**SET TASK**
Copy out each line below exactly as it appears.

-- BEGIN EXTRACTED MATERIAL --

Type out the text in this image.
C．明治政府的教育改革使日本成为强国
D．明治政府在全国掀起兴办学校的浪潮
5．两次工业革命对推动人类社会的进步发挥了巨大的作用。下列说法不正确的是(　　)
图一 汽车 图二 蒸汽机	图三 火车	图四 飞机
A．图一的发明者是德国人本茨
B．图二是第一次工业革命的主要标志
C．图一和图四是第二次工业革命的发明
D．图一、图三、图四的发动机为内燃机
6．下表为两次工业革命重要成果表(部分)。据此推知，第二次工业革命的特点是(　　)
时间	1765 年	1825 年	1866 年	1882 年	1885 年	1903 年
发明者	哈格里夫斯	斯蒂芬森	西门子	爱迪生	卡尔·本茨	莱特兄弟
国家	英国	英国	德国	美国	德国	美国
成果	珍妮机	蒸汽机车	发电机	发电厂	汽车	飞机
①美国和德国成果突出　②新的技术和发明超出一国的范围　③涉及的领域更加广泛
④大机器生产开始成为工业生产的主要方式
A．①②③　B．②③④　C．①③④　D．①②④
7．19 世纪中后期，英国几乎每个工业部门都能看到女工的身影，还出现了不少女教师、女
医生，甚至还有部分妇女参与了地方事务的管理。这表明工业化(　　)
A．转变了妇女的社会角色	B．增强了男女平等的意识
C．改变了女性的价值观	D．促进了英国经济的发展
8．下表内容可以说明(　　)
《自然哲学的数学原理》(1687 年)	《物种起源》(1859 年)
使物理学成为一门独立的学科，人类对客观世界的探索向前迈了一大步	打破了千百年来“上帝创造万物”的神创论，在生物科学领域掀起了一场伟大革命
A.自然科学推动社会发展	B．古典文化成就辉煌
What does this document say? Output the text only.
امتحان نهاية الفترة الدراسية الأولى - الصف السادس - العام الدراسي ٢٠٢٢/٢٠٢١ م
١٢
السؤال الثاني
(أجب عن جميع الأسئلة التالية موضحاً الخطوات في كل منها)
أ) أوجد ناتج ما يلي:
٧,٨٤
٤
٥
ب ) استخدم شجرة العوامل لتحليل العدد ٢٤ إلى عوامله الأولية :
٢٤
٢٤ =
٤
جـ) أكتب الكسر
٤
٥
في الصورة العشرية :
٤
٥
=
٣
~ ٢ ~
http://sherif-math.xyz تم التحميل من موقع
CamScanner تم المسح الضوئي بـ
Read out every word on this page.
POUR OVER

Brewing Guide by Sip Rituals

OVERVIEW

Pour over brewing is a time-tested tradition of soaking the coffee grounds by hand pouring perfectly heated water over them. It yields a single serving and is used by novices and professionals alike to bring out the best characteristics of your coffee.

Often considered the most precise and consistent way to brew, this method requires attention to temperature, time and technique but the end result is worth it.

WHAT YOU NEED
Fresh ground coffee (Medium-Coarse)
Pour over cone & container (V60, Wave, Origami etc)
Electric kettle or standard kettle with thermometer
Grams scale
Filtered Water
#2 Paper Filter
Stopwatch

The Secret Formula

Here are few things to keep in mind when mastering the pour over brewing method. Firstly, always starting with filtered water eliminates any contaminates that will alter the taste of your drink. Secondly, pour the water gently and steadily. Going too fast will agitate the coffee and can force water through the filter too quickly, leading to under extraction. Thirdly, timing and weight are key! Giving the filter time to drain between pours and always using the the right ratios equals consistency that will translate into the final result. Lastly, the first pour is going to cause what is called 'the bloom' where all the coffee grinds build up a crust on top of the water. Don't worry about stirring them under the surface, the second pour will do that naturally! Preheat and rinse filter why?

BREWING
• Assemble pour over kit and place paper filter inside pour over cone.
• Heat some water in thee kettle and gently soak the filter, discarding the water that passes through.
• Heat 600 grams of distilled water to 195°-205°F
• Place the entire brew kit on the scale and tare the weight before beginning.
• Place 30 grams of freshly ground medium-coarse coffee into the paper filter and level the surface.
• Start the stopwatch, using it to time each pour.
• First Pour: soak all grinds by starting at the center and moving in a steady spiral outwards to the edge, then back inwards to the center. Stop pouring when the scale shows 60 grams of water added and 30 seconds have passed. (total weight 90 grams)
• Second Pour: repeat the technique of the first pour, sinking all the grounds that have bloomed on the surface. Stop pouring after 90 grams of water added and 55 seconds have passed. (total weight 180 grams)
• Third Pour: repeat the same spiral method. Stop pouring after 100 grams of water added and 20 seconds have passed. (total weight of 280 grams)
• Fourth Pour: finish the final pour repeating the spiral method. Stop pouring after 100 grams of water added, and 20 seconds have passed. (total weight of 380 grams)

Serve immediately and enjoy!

-- END EXTRACTED MATERIAL --

**COMPLETE RESPONSE**
Type out the text in this image.
C．明治政府的教育改革使日本成为强国
D．明治政府在全国掀起兴办学校的浪潮
5．两次工业革命对推动人类社会的进步发挥了巨大的作用。下列说法不正确的是(　　)
图一 汽车 图二 蒸汽机	图三 火车	图四 飞机
A．图一的发明者是德国人本茨
B．图二是第一次工业革命的主要标志
C．图一和图四是第二次工业革命的发明
D．图一、图三、图四的发动机为内燃机
6．下表为两次工业革命重要成果表(部分)。据此推知，第二次工业革命的特点是(　　)
时间	1765 年	1825 年	1866 年	1882 年	1885 年	1903 年
发明者	哈格里夫斯	斯蒂芬森	西门子	爱迪生	卡尔·本茨	莱特兄弟
国家	英国	英国	德国	美国	德国	美国
成果	珍妮机	蒸汽机车	发电机	发电厂	汽车	飞机
①美国和德国成果突出　②新的技术和发明超出一国的范围　③涉及的领域更加广泛
④大机器生产开始成为工业生产的主要方式
A．①②③　B．②③④　C．①③④　D．①②④
7．19 世纪中后期，英国几乎每个工业部门都能看到女工的身影，还出现了不少女教师、女
医生，甚至还有部分妇女参与了地方事务的管理。这表明工业化(　　)
A．转变了妇女的社会角色	B．增强了男女平等的意识
C．改变了女性的价值观	D．促进了英国经济的发展
8．下表内容可以说明(　　)
《自然哲学的数学原理》(1687 年)	《物种起源》(1859 年)
使物理学成为一门独立的学科，人类对客观世界的探索向前迈了一大步	打破了千百年来“上帝创造万物”的神创论，在生物科学领域掀起了一场伟大革命
A.自然科学推动社会发展	B．古典文化成就辉煌
What does this document say? Output the text only.
امتحان نهاية الفترة الدراسية الأولى - الصف السادس - العام الدراسي ٢٠٢٢/٢٠٢١ م
١٢
السؤال الثاني
(أجب عن جميع الأسئلة التالية موضحاً الخطوات في كل منها)
أ) أوجد ناتج ما يلي:
٧,٨٤
٤
٥
ب ) استخدم شجرة العوامل لتحليل العدد ٢٤ إلى عوامله الأولية :
٢٤
٢٤ =
٤
جـ) أكتب الكسر
٤
٥
في الصورة العشرية :
٤
٥
=
٣
~ ٢ ~
http://sherif-math.xyz تم التحميل من موقع
CamScanner تم المسح الضوئي بـ
Read out every word on this page.
POUR OVER

Brewing Guide by Sip Rituals

OVERVIEW

Pour over brewing is a time-tested tradition of soaking the coffee grounds by hand pouring perfectly heated water over them. It yields a single serving and is used by novices and professionals alike to bring out the best characteristics of your coffee.

Often considered the most precise and consistent way to brew, this method requires attention to temperature, time and technique but the end result is worth it.

WHAT YOU NEED
Fresh ground coffee (Medium-Coarse)
Pour over cone & container (V60, Wave, Origami etc)
Electric kettle or standard kettle with thermometer
Grams scale
Filtered Water
#2 Paper Filter
Stopwatch

The Secret Formula

Here are few things to keep in mind when mastering the pour over brewing method. Firstly, always starting with filtered water eliminates any contaminates that will alter the taste of your drink. Secondly, pour the water gently and steadily. Going too fast will agitate the coffee and can force water through the filter too quickly, leading to under extraction. Thirdly, timing and weight are key! Giving the filter time to drain between pours and always using the the right ratios equals consistency that will translate into the final result. Lastly, the first pour is going to cause what is called 'the bloom' where all the coffee grinds build up a crust on top of the water. Don't worry about stirring them under the surface, the second pour will do that naturally! Preheat and rinse filter why?

BREWING
• Assemble pour over kit and place paper filter inside pour over cone.
• Heat some water in thee kettle and gently soak the filter, discarding the water that passes through.
• Heat 600 grams of distilled water to 195°-205°F
• Place the entire brew kit on the scale and tare the weight before beginning.
• Place 30 grams of freshly ground medium-coarse coffee into the paper filter and level the surface.
• Start the stopwatch, using it to time each pour.
• First Pour: soak all grinds by starting at the center and moving in a steady spiral outwards to the edge, then back inwards to the center. Stop pouring when the scale shows 60 grams of water added and 30 seconds have passed. (total weight 90 grams)
• Second Pour: repeat the technique of the first pour, sinking all the grounds that have bloomed on the surface. Stop pouring after 90 grams of water added and 55 seconds have passed. (total weight 180 grams)
• Third Pour: repeat the same spiral method. Stop pouring after 100 grams of water added and 20 seconds have passed. (total weight of 280 grams)
• Fourth Pour: finish the final pour repeating the spiral method. Stop pouring after 100 grams of water added, and 20 seconds have passed. (total weight of 380 grams)

Serve immediately and enjoy!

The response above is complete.